Task to complete: Omit the pictures, then write out every entry exactly as it reads.

Provided records:
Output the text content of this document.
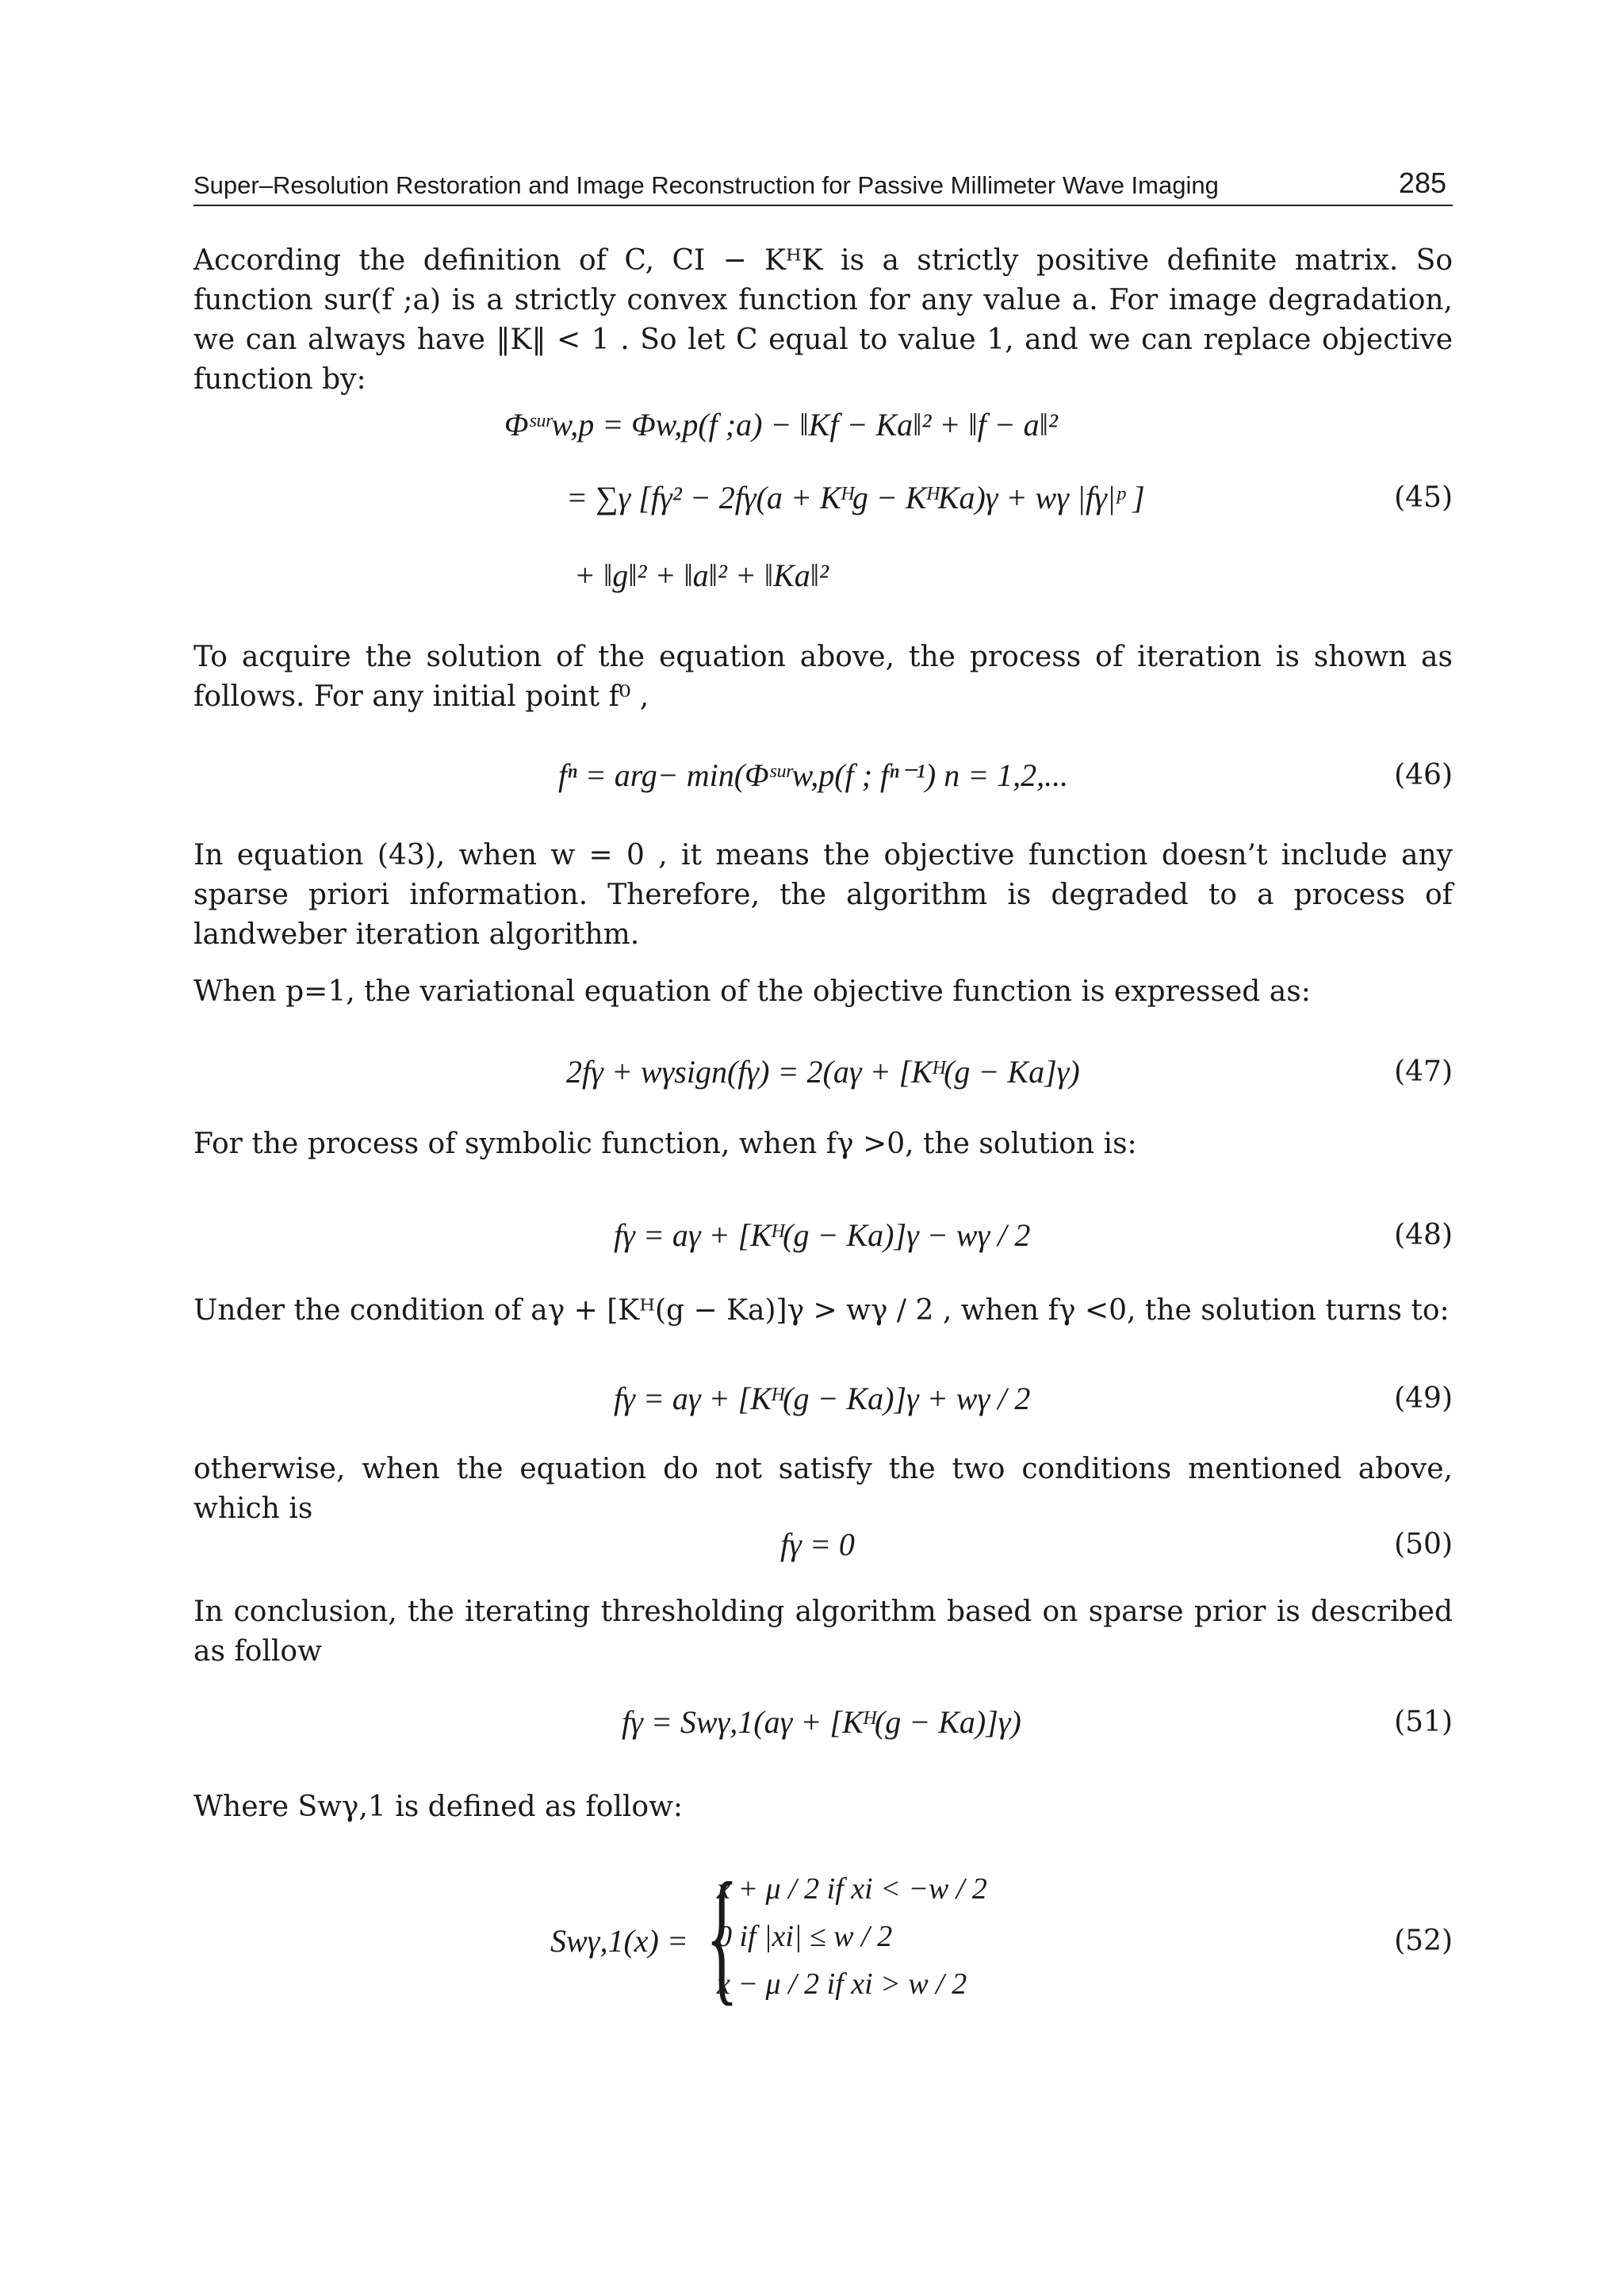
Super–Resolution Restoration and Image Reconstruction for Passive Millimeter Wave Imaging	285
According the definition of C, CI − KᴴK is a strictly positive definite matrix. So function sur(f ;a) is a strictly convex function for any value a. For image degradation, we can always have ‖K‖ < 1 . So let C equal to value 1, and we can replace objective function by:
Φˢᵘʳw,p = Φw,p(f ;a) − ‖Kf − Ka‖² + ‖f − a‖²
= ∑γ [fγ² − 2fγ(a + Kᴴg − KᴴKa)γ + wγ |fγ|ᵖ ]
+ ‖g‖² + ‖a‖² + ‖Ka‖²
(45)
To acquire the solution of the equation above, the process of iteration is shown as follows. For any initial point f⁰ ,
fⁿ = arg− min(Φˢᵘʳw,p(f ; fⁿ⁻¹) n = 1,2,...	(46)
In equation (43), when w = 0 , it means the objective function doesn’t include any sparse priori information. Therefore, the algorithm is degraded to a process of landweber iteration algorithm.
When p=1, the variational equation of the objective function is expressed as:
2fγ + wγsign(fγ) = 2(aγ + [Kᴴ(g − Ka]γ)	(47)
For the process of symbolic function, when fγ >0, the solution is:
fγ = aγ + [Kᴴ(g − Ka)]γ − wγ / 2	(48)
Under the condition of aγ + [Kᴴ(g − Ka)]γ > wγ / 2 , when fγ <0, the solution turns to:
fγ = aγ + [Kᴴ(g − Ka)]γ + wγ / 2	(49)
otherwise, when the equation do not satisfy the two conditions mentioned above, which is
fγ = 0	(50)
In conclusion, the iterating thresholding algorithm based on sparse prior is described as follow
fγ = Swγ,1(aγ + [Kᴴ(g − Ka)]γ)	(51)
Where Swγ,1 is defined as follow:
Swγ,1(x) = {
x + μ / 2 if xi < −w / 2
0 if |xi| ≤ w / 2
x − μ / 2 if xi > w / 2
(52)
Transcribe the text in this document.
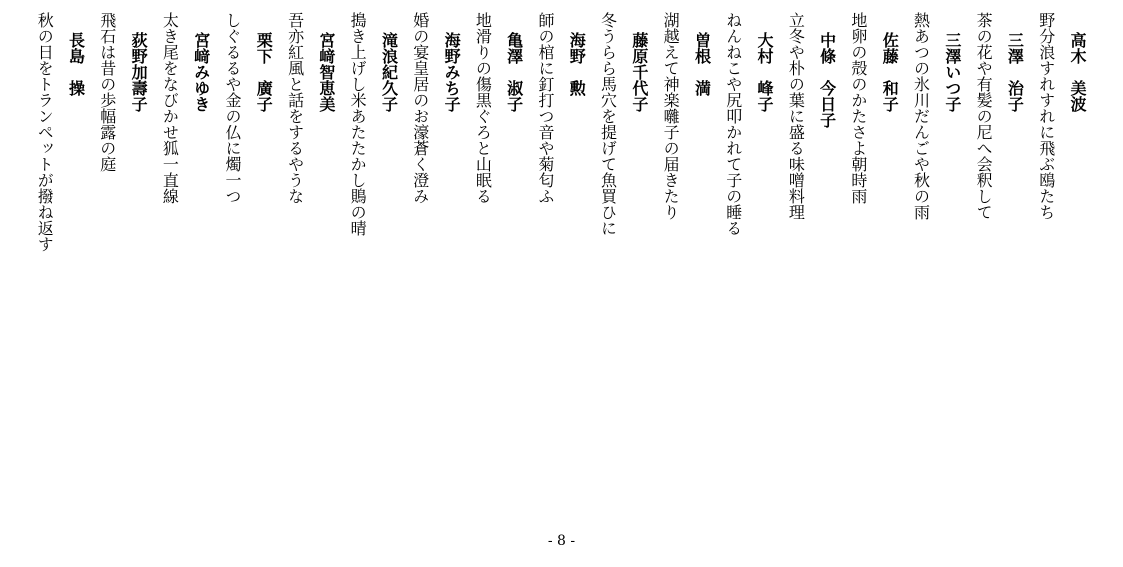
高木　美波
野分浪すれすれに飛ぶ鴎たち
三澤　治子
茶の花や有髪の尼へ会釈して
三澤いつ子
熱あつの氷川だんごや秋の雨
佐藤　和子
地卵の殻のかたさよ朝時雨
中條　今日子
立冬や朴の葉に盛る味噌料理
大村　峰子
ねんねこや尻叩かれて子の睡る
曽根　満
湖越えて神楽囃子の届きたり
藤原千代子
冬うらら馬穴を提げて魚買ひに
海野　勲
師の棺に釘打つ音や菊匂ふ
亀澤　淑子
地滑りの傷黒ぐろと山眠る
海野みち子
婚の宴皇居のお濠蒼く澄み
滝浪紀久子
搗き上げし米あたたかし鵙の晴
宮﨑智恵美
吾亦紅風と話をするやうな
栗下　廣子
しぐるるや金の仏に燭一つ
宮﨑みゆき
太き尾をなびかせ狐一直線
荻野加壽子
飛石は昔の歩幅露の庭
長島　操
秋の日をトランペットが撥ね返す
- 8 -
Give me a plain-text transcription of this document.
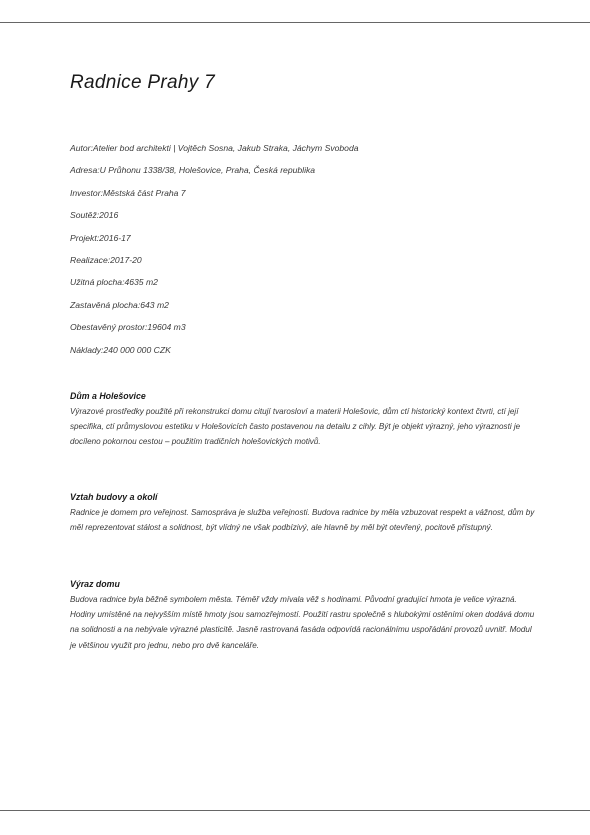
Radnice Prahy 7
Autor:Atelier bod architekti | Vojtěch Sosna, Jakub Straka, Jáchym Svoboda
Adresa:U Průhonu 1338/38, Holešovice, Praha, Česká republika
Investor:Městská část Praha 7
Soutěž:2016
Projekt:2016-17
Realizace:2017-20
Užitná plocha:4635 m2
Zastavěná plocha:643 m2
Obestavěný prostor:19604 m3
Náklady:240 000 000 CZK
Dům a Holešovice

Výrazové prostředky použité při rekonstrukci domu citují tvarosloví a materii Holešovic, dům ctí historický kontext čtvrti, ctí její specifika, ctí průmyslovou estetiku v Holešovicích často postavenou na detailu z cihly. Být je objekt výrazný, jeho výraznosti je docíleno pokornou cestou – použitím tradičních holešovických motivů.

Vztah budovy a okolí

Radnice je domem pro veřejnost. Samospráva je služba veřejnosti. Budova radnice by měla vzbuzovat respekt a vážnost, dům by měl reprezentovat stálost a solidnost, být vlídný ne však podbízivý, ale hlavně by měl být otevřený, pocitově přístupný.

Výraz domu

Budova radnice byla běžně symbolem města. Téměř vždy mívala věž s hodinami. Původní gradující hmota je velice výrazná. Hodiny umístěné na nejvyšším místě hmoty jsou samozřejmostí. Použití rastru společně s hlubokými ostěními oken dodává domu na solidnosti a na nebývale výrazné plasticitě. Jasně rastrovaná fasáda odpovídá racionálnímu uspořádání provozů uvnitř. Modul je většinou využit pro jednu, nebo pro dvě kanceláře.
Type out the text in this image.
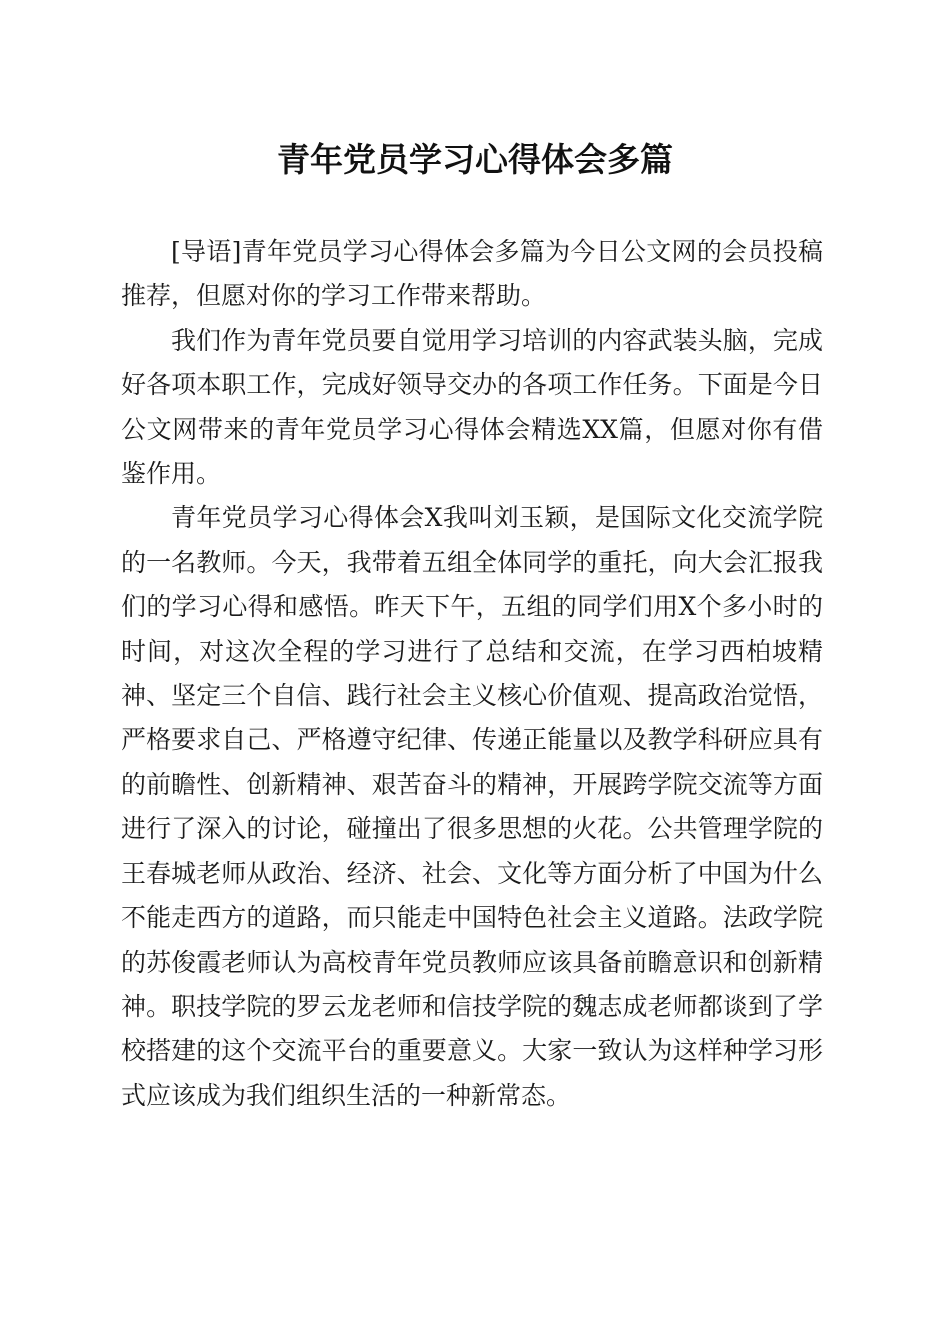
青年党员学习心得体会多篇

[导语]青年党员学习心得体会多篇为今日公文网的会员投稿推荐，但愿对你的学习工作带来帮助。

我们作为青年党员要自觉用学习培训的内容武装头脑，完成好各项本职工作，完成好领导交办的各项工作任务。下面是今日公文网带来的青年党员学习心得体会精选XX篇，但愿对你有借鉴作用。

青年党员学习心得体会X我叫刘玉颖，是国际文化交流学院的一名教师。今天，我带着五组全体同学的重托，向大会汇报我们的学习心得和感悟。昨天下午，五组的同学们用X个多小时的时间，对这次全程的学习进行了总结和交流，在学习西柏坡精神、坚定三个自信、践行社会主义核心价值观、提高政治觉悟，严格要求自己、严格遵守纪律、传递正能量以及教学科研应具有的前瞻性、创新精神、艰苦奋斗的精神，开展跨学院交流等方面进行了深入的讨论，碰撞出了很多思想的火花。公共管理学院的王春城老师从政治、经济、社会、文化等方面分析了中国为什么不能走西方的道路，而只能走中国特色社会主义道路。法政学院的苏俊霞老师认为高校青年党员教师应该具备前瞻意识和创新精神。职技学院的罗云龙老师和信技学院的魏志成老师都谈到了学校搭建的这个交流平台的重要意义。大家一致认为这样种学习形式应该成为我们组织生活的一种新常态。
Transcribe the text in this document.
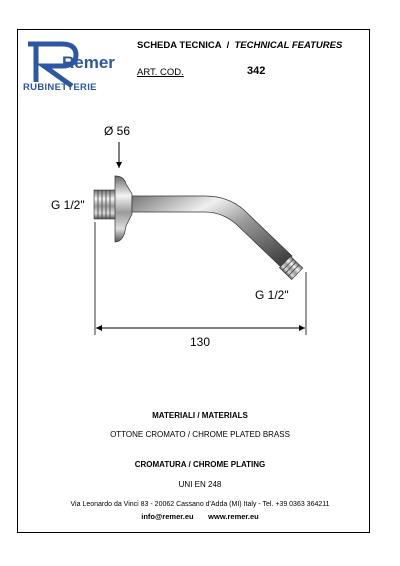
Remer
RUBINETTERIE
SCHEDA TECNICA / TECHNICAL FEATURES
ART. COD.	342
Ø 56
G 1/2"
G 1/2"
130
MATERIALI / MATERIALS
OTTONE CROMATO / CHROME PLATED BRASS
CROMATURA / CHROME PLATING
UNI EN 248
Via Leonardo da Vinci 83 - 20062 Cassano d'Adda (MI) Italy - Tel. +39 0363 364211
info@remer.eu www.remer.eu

The reply:
Output the text content of this document.
Super–Resolution Restoration and Image Reconstruction for Passive Millimeter Wave Imaging	285
According the definition of C, CI − KᴴK is a strictly positive definite matrix. So function sur(f ;a) is a strictly convex function for any value a. For image degradation, we can always have ‖K‖ < 1 . So let C equal to value 1, and we can replace objective function by:
Φˢᵘʳw,p = Φw,p(f ;a) − ‖Kf − Ka‖² + ‖f − a‖²
= ∑γ [fγ² − 2fγ(a + Kᴴg − KᴴKa)γ + wγ |fγ|ᵖ ]
+ ‖g‖² + ‖a‖² + ‖Ka‖²
(45)
To acquire the solution of the equation above, the process of iteration is shown as follows. For any initial point f⁰ ,
fⁿ = arg− min(Φˢᵘʳw,p(f ; fⁿ⁻¹) n = 1,2,...	(46)
In equation (43), when w = 0 , it means the objective function doesn’t include any sparse priori information. Therefore, the algorithm is degraded to a process of landweber iteration algorithm.
When p=1, the variational equation of the objective function is expressed as:
2fγ + wγsign(fγ) = 2(aγ + [Kᴴ(g − Ka]γ)	(47)
For the process of symbolic function, when fγ >0, the solution is:
fγ = aγ + [Kᴴ(g − Ka)]γ − wγ / 2	(48)
Under the condition of aγ + [Kᴴ(g − Ka)]γ > wγ / 2 , when fγ <0, the solution turns to:
fγ = aγ + [Kᴴ(g − Ka)]γ + wγ / 2	(49)
otherwise, when the equation do not satisfy the two conditions mentioned above, which is
fγ = 0	(50)
In conclusion, the iterating thresholding algorithm based on sparse prior is described as follow
fγ = Swγ,1(aγ + [Kᴴ(g − Ka)]γ)	(51)
Where Swγ,1 is defined as follow:
Swγ,1(x) = {
x + μ / 2 if xi < −w / 2
0 if |xi| ≤ w / 2
x − μ / 2 if xi > w / 2
(52)
Transcribe the text in this document.
高木　美波
野分浪すれすれに飛ぶ鴎たち
三澤　治子
茶の花や有髪の尼へ会釈して
三澤いつ子
熱あつの氷川だんごや秋の雨
佐藤　和子
地卵の殻のかたさよ朝時雨
中條　今日子
立冬や朴の葉に盛る味噌料理
大村　峰子
ねんねこや尻叩かれて子の睡る
曽根　満
湖越えて神楽囃子の届きたり
藤原千代子
冬うらら馬穴を提げて魚買ひに
海野　勲
師の棺に釘打つ音や菊匂ふ
亀澤　淑子
地滑りの傷黒ぐろと山眠る
海野みち子
婚の宴皇居のお濠蒼く澄み
滝浪紀久子
搗き上げし米あたたかし鵙の晴
宮﨑智恵美
吾亦紅風と話をするやうな
栗下　廣子
しぐるるや金の仏に燭一つ
宮﨑みゆき
太き尾をなびかせ狐一直線
荻野加壽子
飛石は昔の歩幅露の庭
長島　操
秋の日をトランペットが撥ね返す
- 8 -
Give me a plain-text transcription of this document.
Radnice Prahy 7
Autor:Atelier bod architekti | Vojtěch Sosna, Jakub Straka, Jáchym Svoboda
Adresa:U Průhonu 1338/38, Holešovice, Praha, Česká republika
Investor:Městská část Praha 7
Soutěž:2016
Projekt:2016-17
Realizace:2017-20
Užitná plocha:4635 m2
Zastavěná plocha:643 m2
Obestavěný prostor:19604 m3
Náklady:240 000 000 CZK
Dům a Holešovice

Výrazové prostředky použité při rekonstrukci domu citují tvarosloví a materii Holešovic, dům ctí historický kontext čtvrti, ctí její specifika, ctí průmyslovou estetiku v Holešovicích často postavenou na detailu z cihly. Být je objekt výrazný, jeho výraznosti je docíleno pokornou cestou – použitím tradičních holešovických motivů.

Vztah budovy a okolí

Radnice je domem pro veřejnost. Samospráva je služba veřejnosti. Budova radnice by měla vzbuzovat respekt a vážnost, dům by měl reprezentovat stálost a solidnost, být vlídný ne však podbízivý, ale hlavně by měl být otevřený, pocitově přístupný.

Výraz domu

Budova radnice byla běžně symbolem města. Téměř vždy mívala věž s hodinami. Původní gradující hmota je velice výrazná. Hodiny umístěné na nejvyšším místě hmoty jsou samozřejmostí. Použití rastru společně s hlubokými ostěními oken dodává domu na solidnosti a na nebývale výrazné plasticitě. Jasně rastrovaná fasáda odpovídá racionálnímu uspořádání provozů uvnitř. Modul je většinou využit pro jednu, nebo pro dvě kanceláře.
Type out the text in this image.
青年党员学习心得体会多篇

[导语]青年党员学习心得体会多篇为今日公文网的会员投稿推荐，但愿对你的学习工作带来帮助。

我们作为青年党员要自觉用学习培训的内容武装头脑，完成好各项本职工作，完成好领导交办的各项工作任务。下面是今日公文网带来的青年党员学习心得体会精选XX篇，但愿对你有借鉴作用。

青年党员学习心得体会X我叫刘玉颖，是国际文化交流学院的一名教师。今天，我带着五组全体同学的重托，向大会汇报我们的学习心得和感悟。昨天下午，五组的同学们用X个多小时的时间，对这次全程的学习进行了总结和交流，在学习西柏坡精神、坚定三个自信、践行社会主义核心价值观、提高政治觉悟，严格要求自己、严格遵守纪律、传递正能量以及教学科研应具有的前瞻性、创新精神、艰苦奋斗的精神，开展跨学院交流等方面进行了深入的讨论，碰撞出了很多思想的火花。公共管理学院的王春城老师从政治、经济、社会、文化等方面分析了中国为什么不能走西方的道路，而只能走中国特色社会主义道路。法政学院的苏俊霞老师认为高校青年党员教师应该具备前瞻意识和创新精神。职技学院的罗云龙老师和信技学院的魏志成老师都谈到了学校搭建的这个交流平台的重要意义。大家一致认为这样种学习形式应该成为我们组织生活的一种新常态。
Transcribe the text in this document.
Remer
RUBINETTERIE
SCHEDA TECNICA / TECHNICAL FEATURES
ART. COD.	342
Ø 56
G 1/2"
G 1/2"
130
MATERIALI / MATERIALS
OTTONE CROMATO / CHROME PLATED BRASS
CROMATURA / CHROME PLATING
UNI EN 248
Via Leonardo da Vinci 83 - 20062 Cassano d'Adda (MI) Italy - Tel. +39 0363 364211
info@remer.eu www.remer.eu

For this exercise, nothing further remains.